*What you should do:* Locate every line in the records below that holds the word "tysk" and return each one.
--- Begin ---
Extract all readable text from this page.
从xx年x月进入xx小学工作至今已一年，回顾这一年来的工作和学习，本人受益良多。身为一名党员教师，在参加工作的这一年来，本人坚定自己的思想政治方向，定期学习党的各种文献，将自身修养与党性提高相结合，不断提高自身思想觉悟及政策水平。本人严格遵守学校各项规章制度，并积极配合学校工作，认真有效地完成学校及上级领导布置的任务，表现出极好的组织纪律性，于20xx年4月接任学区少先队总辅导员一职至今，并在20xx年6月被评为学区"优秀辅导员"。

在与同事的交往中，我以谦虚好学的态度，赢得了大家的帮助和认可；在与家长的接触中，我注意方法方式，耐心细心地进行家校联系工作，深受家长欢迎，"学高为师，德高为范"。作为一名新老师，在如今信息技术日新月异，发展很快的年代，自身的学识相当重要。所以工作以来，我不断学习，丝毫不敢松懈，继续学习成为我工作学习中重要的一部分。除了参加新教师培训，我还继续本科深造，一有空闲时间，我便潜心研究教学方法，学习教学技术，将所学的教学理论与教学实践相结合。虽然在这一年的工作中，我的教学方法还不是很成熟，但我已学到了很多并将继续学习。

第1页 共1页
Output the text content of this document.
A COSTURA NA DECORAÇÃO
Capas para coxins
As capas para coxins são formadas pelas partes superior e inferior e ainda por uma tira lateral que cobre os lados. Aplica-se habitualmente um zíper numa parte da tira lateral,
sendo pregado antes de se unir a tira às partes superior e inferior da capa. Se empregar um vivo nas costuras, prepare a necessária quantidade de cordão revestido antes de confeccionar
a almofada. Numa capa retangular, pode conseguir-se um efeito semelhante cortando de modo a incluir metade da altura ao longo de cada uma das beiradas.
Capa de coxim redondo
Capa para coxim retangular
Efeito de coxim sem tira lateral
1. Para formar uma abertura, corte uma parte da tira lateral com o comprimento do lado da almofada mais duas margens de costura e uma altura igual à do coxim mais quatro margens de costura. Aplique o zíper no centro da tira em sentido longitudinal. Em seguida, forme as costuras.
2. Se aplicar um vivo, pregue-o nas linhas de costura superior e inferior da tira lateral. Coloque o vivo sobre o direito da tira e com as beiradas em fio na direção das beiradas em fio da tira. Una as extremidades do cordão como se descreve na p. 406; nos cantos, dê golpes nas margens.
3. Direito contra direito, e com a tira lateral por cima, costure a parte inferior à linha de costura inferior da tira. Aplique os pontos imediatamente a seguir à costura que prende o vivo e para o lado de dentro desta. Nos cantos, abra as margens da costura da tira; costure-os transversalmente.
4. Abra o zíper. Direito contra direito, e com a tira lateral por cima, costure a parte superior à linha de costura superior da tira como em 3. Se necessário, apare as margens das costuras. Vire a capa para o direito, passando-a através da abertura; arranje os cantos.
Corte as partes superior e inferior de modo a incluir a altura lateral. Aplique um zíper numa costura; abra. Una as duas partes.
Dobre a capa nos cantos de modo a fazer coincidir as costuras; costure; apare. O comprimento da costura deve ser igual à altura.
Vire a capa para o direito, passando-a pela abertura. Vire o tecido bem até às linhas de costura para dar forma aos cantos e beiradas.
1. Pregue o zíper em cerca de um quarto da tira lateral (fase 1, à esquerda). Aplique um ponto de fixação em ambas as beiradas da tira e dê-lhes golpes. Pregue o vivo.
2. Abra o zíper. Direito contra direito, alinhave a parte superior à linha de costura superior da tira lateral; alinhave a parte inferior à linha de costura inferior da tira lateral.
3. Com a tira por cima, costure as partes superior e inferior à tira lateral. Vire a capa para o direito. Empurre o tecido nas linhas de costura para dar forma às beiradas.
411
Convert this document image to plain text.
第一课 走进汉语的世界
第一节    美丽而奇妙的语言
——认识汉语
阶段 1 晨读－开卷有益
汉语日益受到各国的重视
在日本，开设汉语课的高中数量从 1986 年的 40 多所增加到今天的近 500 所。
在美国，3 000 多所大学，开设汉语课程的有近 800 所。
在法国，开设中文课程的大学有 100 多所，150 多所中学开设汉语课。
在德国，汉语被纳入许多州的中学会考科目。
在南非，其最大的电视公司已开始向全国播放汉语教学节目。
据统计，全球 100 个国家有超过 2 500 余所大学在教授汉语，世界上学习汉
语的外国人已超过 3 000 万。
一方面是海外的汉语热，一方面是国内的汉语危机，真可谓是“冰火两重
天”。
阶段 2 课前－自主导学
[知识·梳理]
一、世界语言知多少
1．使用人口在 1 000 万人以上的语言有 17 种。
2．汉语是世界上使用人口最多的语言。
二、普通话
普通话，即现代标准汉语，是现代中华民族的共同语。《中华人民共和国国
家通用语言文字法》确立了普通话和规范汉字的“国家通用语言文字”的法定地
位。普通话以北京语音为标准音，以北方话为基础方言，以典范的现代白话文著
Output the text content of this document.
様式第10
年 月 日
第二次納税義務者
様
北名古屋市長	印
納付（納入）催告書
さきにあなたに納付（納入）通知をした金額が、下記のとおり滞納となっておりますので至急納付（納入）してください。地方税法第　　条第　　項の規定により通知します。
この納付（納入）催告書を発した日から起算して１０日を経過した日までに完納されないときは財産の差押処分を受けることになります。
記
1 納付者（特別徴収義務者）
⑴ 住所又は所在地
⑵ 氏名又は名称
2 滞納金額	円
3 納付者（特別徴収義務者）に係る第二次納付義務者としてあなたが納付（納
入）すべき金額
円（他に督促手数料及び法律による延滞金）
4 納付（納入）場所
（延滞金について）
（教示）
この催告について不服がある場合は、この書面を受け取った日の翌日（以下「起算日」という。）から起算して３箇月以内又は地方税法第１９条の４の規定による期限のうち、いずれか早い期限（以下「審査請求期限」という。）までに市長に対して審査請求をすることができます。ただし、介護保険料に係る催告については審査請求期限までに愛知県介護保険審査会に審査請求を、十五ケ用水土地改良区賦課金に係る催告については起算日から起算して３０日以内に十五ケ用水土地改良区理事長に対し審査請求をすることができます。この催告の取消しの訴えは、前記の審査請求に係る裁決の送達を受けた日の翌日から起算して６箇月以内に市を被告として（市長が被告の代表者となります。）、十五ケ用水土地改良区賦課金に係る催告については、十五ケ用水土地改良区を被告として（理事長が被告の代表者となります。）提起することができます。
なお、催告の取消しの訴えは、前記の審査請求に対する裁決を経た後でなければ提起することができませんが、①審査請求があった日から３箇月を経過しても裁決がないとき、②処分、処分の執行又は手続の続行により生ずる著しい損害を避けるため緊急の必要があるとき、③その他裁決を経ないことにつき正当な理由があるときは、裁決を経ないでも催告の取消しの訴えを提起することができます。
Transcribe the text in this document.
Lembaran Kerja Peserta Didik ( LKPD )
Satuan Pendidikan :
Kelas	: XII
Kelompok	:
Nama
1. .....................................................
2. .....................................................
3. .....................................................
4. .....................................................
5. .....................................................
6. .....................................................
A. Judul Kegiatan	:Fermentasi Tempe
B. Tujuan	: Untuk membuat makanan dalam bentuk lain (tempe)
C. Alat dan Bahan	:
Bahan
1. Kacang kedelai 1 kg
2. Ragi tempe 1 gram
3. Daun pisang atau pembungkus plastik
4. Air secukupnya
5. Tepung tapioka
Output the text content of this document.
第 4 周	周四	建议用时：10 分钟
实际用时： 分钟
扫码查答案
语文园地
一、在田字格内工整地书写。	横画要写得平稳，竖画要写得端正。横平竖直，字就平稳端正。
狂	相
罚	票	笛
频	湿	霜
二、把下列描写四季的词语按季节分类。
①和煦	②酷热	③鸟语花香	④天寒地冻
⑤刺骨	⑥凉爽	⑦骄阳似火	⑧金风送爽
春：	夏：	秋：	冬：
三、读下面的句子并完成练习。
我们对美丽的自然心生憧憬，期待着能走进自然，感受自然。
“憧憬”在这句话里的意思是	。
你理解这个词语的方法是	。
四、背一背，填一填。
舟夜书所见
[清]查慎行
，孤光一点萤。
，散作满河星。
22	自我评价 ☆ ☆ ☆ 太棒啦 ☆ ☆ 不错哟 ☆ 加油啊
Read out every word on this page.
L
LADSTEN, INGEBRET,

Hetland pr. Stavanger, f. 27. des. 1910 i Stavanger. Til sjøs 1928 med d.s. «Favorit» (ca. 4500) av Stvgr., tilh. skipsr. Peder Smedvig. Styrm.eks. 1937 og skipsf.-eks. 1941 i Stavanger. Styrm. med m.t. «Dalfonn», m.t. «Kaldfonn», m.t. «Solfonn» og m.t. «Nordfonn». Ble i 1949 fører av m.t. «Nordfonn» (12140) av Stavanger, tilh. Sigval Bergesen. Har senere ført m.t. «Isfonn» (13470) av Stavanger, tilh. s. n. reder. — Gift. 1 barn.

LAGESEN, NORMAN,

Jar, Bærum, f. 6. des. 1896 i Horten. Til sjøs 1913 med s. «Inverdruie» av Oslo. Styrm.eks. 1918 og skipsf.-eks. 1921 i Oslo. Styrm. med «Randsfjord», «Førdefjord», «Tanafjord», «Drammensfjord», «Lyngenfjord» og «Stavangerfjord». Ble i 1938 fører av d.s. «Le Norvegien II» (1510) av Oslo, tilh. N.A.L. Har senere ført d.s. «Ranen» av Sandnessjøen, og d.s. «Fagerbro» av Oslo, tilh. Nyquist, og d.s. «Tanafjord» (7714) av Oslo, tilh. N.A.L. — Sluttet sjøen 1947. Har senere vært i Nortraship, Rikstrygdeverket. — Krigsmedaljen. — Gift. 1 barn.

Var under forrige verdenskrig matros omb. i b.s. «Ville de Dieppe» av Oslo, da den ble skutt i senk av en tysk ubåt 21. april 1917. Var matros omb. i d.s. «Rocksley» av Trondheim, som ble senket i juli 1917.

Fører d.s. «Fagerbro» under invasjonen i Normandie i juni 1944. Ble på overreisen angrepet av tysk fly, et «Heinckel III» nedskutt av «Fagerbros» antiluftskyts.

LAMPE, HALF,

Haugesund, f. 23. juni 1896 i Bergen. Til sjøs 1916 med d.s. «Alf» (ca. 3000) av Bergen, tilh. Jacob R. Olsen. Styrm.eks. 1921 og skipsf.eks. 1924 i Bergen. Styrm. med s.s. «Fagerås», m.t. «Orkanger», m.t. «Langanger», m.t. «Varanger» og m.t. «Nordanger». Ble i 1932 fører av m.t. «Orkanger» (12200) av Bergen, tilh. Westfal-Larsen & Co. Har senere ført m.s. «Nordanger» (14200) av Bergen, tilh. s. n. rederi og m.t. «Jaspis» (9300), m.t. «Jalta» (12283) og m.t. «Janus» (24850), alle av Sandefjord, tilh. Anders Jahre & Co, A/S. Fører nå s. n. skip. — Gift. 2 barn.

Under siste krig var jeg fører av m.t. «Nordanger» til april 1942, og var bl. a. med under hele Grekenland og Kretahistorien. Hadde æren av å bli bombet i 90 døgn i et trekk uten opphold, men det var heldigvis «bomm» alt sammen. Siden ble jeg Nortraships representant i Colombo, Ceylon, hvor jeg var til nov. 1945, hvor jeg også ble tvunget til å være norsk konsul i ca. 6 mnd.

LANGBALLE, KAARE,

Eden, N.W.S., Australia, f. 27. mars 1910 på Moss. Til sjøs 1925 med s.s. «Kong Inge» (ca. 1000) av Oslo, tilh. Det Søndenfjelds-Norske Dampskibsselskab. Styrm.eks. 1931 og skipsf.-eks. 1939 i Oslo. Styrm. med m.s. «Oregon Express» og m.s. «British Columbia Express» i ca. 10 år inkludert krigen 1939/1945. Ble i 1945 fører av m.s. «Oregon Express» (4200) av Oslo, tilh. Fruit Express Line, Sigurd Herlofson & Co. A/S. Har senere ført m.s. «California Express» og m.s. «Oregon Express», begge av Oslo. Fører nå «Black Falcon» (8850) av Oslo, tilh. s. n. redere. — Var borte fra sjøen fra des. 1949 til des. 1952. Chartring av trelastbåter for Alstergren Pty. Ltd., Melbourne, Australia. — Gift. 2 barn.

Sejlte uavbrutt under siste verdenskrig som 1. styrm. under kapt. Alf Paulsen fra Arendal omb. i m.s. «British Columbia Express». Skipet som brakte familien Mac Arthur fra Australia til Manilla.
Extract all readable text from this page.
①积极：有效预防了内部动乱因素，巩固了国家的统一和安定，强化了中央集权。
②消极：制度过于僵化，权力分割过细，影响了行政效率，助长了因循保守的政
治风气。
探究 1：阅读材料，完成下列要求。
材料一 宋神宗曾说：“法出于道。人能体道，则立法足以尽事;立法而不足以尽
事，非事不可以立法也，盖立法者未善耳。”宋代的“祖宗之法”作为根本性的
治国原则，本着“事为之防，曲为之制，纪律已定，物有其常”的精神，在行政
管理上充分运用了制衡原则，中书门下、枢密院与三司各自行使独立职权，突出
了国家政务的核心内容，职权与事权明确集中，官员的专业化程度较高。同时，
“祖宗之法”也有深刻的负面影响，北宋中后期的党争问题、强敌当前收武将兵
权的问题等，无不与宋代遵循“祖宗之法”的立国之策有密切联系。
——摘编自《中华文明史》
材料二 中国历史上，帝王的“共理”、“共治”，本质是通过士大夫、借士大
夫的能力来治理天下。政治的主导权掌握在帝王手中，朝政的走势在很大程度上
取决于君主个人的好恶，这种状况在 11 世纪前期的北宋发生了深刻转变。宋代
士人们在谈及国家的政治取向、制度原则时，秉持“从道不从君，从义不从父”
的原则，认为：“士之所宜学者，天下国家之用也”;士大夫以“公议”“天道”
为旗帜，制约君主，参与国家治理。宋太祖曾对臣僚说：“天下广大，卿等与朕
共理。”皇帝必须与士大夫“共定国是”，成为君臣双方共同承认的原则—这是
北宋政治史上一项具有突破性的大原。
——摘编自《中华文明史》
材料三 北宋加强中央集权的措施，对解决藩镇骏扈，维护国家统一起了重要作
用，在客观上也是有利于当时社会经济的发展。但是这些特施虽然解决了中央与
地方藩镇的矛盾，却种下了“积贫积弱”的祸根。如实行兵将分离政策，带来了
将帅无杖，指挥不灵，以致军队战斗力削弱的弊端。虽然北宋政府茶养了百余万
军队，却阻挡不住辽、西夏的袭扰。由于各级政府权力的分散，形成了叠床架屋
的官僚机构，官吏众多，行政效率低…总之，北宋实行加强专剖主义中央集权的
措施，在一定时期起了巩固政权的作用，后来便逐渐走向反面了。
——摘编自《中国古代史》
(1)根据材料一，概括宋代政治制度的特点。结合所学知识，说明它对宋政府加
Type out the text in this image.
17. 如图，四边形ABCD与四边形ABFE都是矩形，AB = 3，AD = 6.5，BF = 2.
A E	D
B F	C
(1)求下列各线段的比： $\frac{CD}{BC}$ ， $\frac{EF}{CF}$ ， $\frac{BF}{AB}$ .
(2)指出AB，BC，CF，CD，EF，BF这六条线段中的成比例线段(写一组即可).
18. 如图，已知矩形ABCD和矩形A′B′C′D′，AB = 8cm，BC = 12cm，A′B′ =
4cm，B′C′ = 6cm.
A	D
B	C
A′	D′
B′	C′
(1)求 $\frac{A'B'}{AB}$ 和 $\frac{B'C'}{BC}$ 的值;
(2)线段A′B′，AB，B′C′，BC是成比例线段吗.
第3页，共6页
--- End ---
*Finished task:*
Var under forrige verdenskrig matros omb. i b.s. «Ville de Dieppe» av Oslo, da den ble skutt i senk av en tysk ubåt 21. april 1917. Var matros omb. i d.s. «Rocksley» av Trondheim, som ble senket i juli 1917.
Fører d.s. «Fagerbro» under invasjonen i Normandie i juni 1944. Ble på overreisen angrepet av tysk fly, et «Heinckel III» nedskutt av «Fagerbros» antiluftskyts.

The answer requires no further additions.